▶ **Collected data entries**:
------------------------
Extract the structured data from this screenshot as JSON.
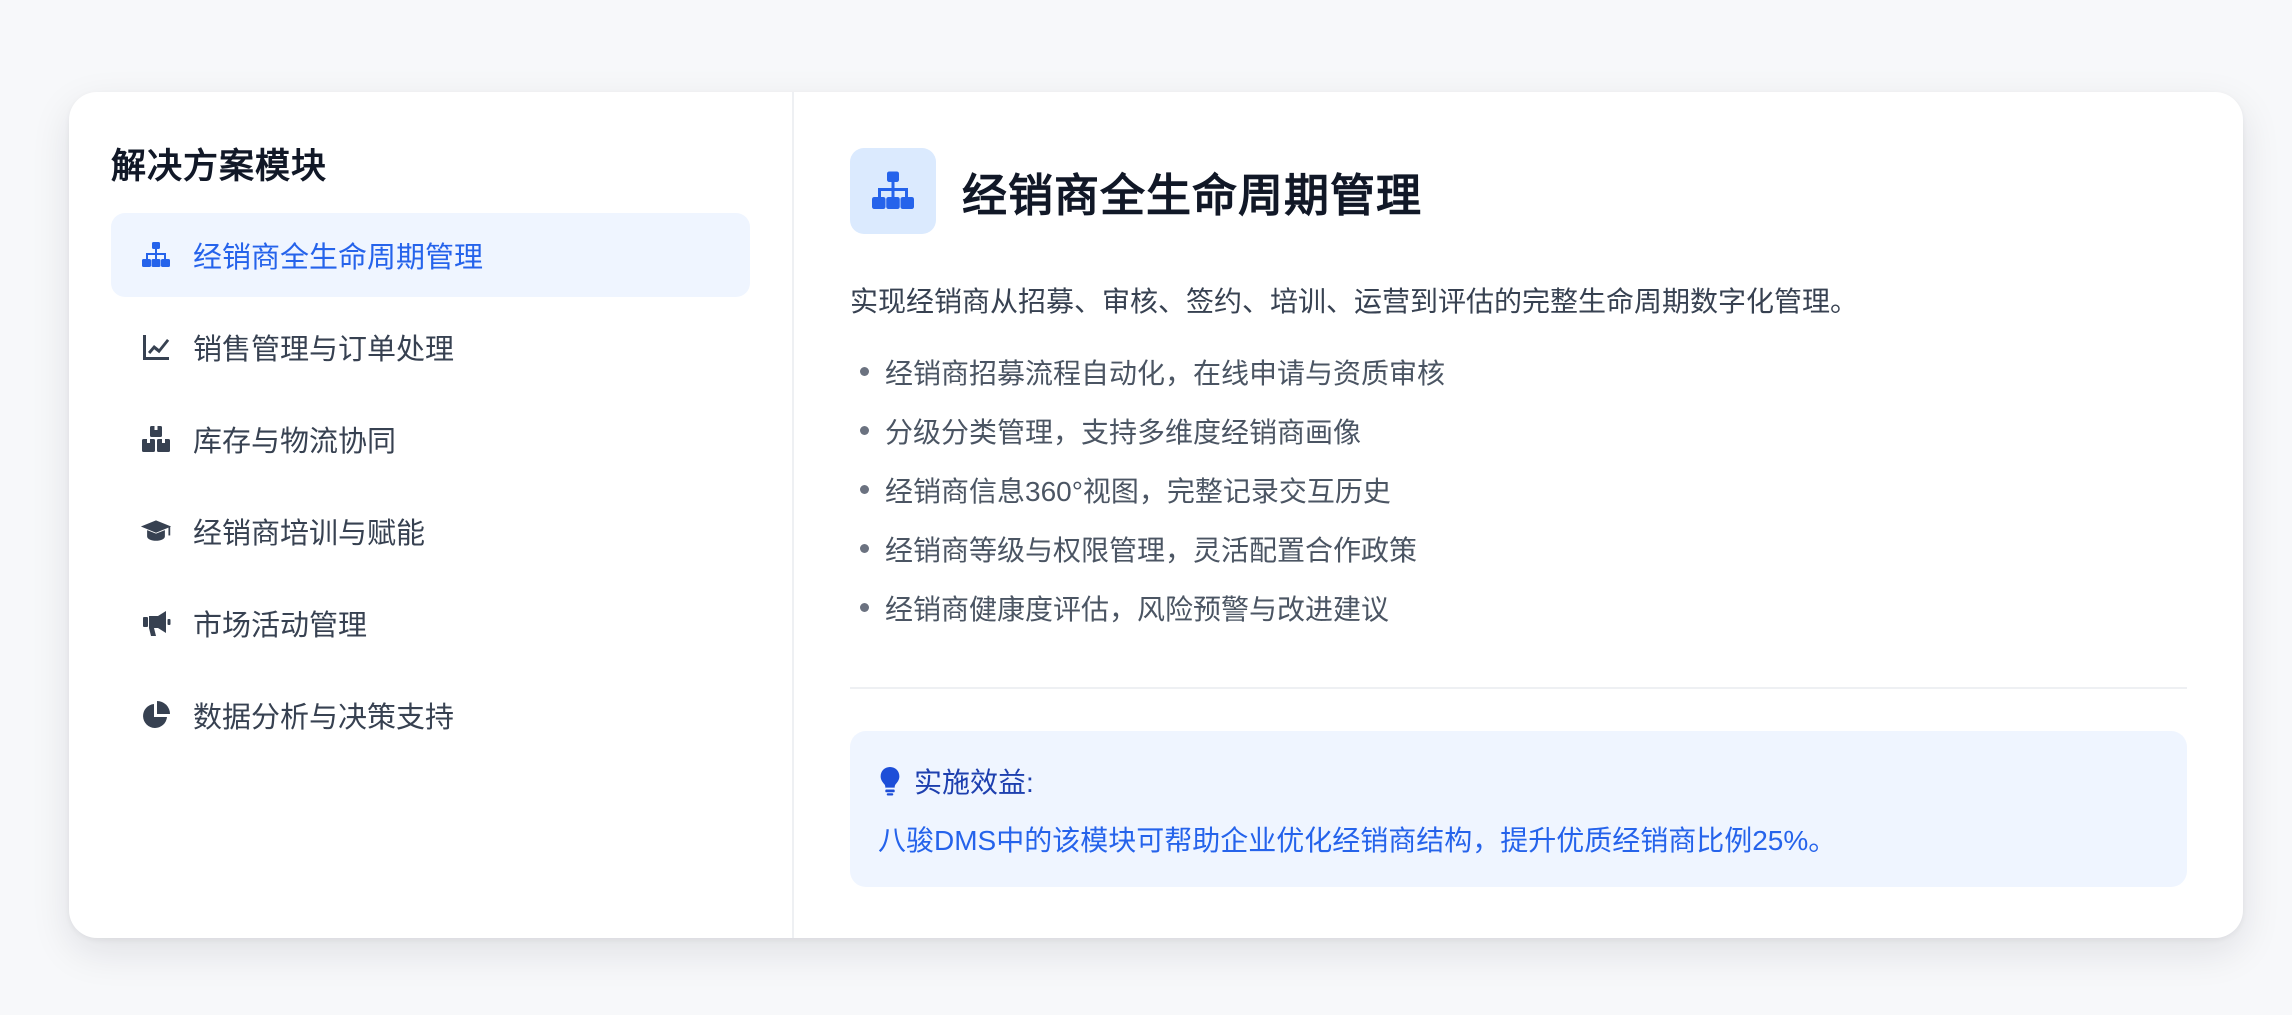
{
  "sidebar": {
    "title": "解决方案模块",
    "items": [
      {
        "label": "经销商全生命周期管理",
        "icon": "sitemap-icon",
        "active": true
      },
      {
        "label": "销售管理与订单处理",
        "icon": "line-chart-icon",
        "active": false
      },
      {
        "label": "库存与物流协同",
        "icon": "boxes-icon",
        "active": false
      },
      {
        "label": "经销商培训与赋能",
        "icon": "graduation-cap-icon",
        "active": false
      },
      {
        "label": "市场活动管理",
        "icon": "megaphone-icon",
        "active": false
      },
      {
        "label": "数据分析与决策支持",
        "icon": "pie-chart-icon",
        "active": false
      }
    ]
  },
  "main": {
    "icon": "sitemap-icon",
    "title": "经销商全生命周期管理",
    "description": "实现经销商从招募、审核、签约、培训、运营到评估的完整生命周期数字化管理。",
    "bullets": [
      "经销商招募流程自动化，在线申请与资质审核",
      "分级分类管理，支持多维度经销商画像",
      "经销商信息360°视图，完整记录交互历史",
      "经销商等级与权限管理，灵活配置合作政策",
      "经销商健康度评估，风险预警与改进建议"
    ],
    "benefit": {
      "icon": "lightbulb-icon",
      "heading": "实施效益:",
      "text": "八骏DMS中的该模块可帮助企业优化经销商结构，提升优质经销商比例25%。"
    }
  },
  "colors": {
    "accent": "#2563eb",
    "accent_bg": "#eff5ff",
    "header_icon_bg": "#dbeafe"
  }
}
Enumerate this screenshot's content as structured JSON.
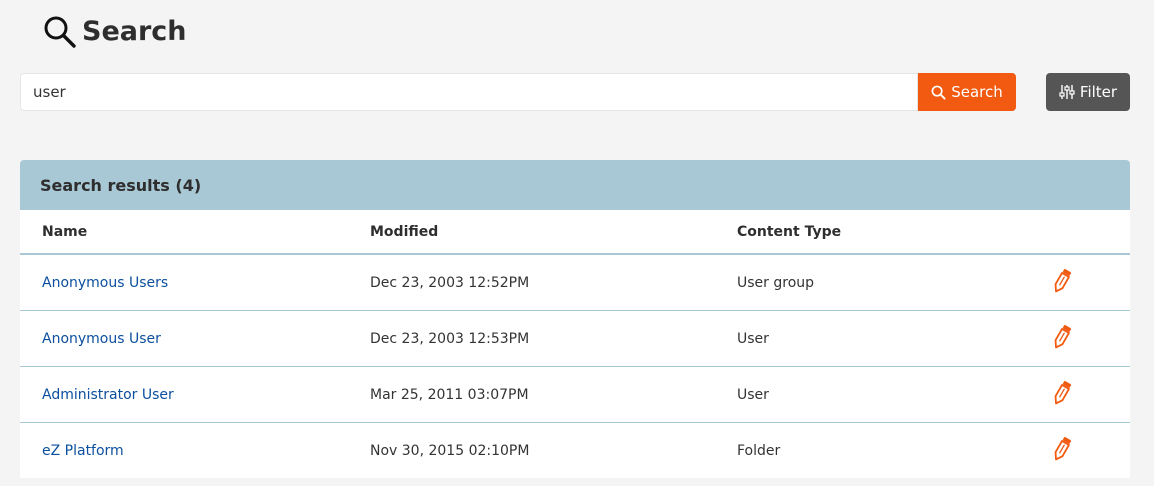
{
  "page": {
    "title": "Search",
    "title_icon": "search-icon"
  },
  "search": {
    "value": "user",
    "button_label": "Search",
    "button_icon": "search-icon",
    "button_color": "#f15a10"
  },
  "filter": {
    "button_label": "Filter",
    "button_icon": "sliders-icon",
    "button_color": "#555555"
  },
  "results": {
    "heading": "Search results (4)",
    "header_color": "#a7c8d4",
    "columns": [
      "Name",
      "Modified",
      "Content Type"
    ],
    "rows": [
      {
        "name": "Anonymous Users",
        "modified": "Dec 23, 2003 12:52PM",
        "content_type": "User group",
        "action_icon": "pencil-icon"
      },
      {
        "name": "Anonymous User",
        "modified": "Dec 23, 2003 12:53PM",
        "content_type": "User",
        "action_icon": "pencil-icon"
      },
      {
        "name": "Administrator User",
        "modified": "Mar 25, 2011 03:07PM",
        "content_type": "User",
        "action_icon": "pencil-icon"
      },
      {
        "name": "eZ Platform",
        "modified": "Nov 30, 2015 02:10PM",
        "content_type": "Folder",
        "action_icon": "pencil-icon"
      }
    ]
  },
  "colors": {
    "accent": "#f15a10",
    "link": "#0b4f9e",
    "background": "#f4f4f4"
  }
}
------------------------
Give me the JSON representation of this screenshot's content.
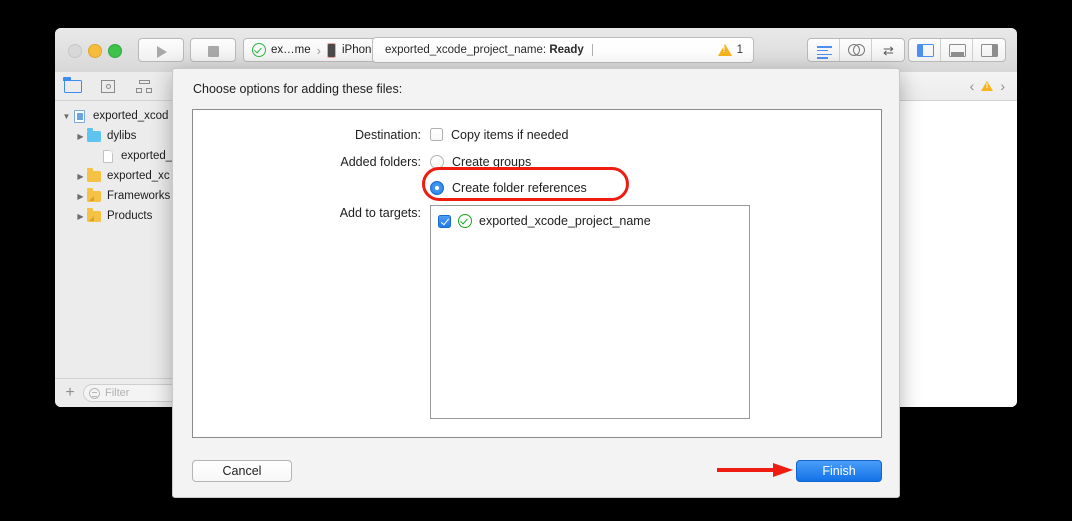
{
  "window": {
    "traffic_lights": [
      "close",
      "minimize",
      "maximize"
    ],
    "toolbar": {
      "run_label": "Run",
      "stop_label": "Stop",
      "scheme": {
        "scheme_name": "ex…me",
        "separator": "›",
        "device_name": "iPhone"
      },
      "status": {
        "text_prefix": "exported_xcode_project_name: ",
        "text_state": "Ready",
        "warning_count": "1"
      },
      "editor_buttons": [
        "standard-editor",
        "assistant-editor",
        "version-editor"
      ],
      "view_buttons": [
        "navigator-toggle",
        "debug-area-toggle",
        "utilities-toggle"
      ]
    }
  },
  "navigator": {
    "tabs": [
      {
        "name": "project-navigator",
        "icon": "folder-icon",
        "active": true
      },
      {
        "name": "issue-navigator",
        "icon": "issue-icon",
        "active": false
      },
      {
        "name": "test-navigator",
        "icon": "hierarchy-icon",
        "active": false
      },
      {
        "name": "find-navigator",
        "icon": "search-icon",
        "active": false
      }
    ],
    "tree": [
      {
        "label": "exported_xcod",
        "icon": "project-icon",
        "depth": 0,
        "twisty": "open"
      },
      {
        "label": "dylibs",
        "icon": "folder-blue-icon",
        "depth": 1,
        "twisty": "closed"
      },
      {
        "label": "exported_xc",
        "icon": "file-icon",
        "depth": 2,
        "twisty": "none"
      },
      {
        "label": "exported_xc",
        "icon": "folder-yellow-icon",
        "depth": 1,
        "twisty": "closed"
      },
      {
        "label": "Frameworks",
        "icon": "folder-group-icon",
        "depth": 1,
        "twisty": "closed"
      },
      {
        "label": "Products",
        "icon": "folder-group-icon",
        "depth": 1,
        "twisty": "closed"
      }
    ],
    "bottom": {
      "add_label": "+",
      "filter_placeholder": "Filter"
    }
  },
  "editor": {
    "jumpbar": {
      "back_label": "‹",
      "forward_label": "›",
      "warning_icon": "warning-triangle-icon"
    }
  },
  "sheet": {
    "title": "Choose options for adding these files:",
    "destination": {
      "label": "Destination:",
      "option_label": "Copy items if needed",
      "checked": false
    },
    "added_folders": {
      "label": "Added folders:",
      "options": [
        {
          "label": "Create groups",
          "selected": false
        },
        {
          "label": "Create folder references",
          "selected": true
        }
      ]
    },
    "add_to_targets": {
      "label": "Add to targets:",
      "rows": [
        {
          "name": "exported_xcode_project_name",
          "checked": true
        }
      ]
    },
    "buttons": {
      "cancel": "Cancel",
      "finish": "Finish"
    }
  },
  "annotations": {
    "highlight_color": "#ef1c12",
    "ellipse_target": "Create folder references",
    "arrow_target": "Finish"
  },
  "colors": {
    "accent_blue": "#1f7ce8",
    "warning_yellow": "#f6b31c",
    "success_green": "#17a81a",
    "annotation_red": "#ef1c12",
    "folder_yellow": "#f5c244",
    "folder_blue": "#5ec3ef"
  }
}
------------------------
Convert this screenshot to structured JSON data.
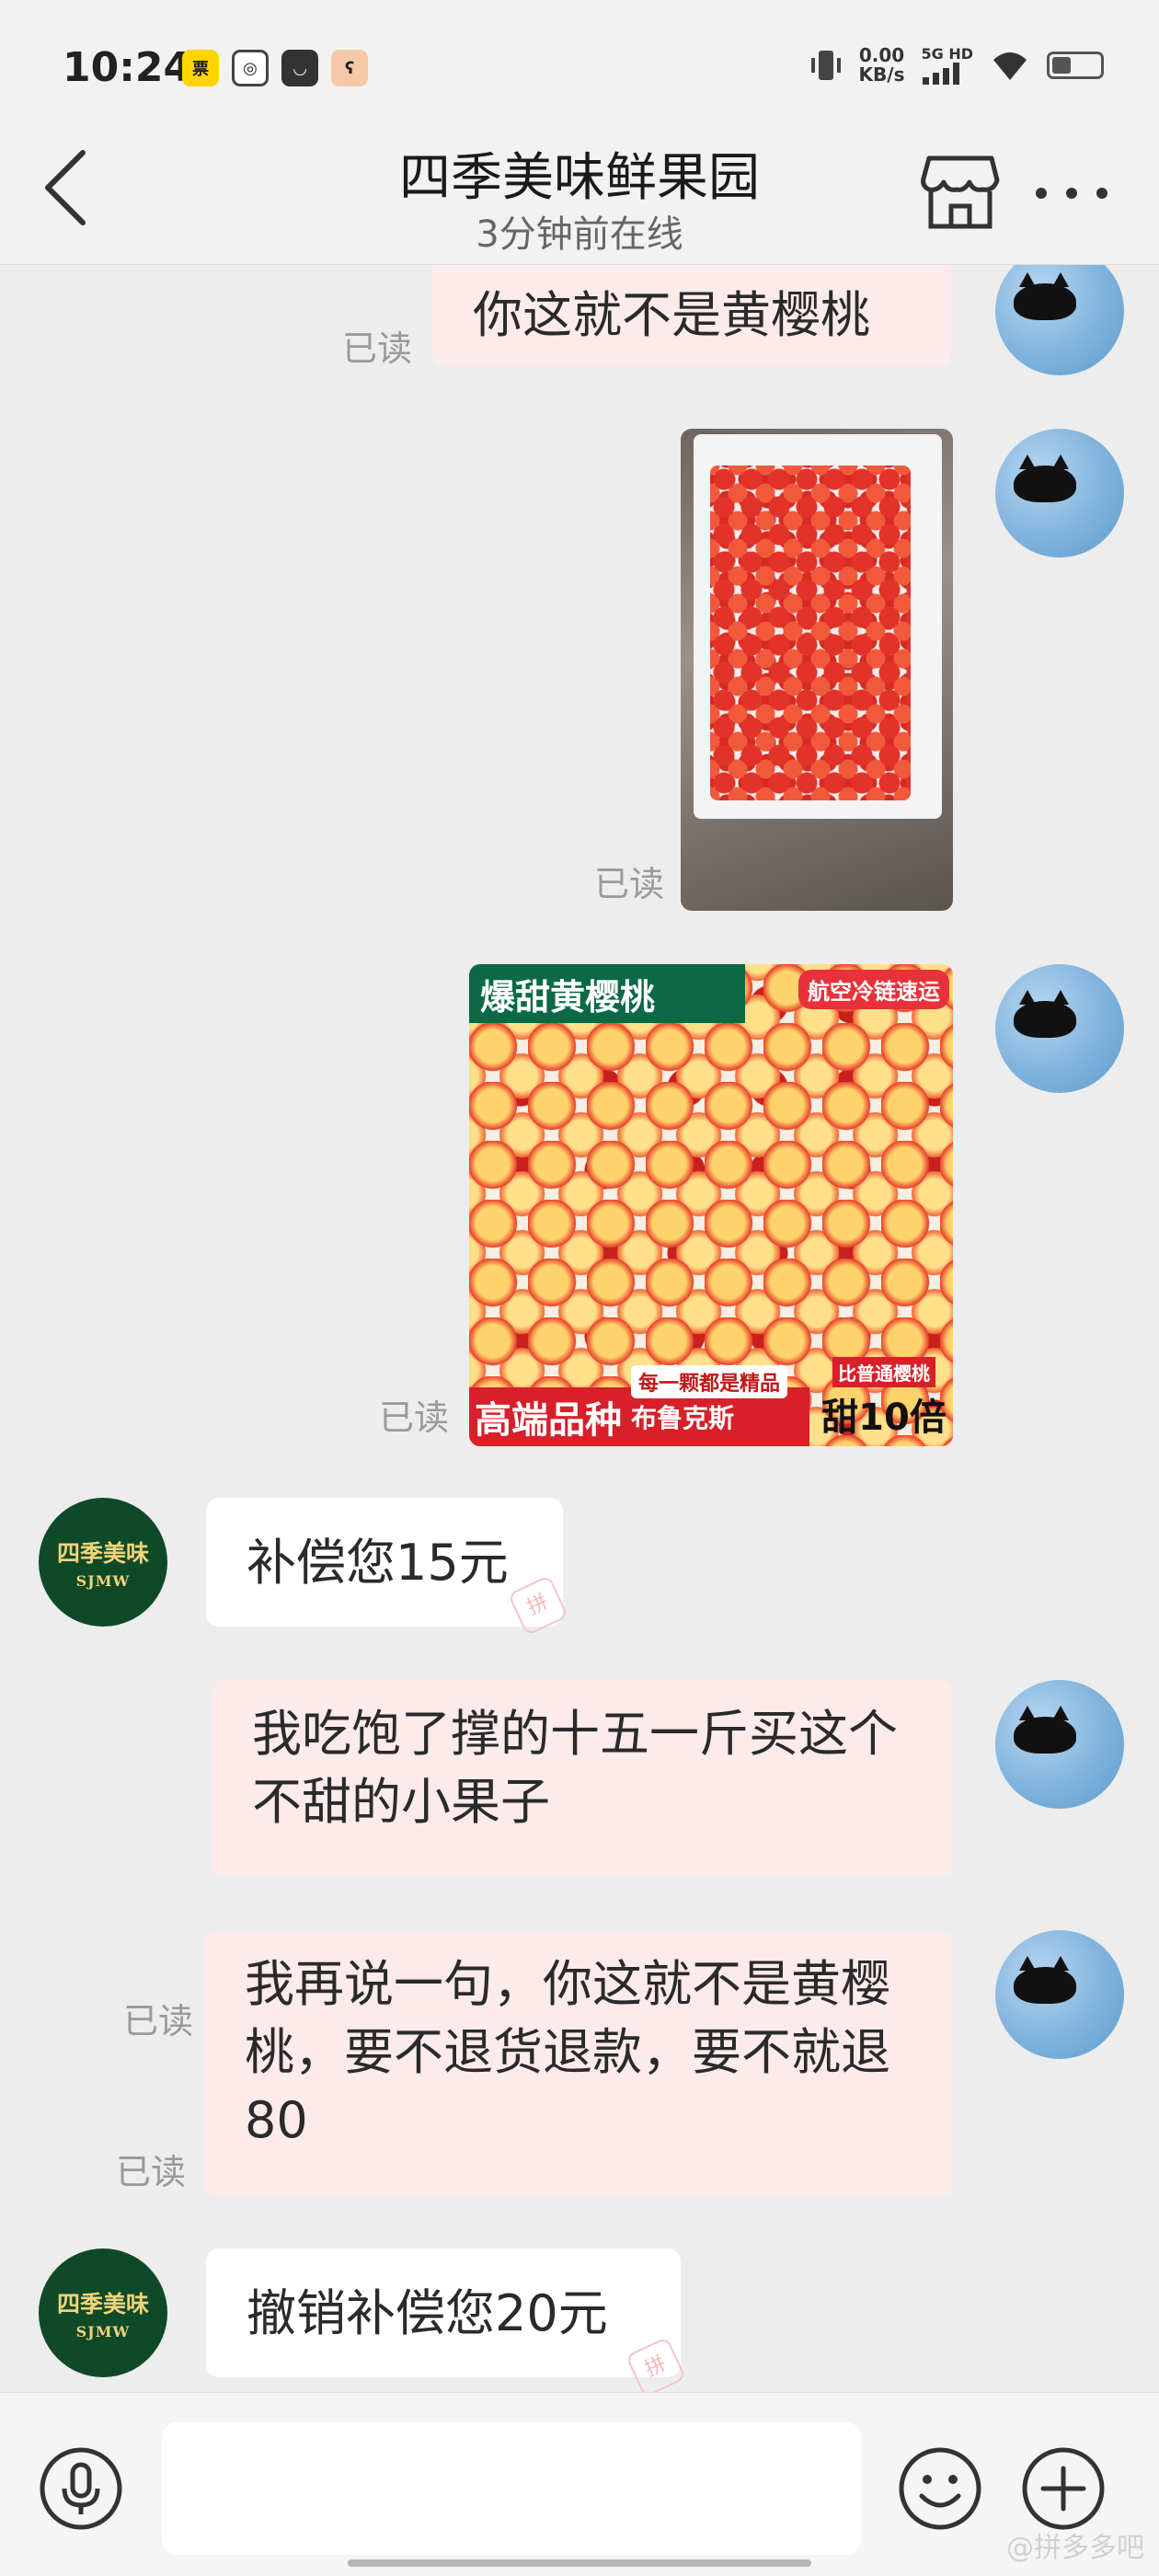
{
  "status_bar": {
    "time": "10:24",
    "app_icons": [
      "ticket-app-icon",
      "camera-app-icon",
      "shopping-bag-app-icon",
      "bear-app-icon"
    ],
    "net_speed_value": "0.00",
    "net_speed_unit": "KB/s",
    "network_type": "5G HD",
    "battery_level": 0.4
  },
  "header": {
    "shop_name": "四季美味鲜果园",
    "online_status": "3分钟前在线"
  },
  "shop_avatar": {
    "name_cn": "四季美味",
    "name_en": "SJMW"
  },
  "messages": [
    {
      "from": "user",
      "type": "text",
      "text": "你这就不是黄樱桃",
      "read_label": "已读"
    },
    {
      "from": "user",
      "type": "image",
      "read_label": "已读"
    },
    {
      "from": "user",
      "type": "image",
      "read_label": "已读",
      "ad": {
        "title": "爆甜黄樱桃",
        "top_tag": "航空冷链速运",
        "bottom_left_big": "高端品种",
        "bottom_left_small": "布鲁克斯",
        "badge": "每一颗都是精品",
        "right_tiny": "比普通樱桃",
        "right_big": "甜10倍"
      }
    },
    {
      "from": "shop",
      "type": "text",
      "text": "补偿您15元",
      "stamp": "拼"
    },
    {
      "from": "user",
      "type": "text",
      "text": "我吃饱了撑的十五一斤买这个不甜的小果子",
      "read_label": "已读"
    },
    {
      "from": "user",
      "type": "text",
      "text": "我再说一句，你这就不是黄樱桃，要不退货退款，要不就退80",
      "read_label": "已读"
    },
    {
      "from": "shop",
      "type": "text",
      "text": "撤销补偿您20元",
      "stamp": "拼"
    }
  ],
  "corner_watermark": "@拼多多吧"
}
------------------------
▶ **Brief**:
Gather from the records above every line containing the string "sitemap".

▶ **Reply to the exercise**:
        "icon": "sitemap-icon",
    "icon": "sitemap-icon",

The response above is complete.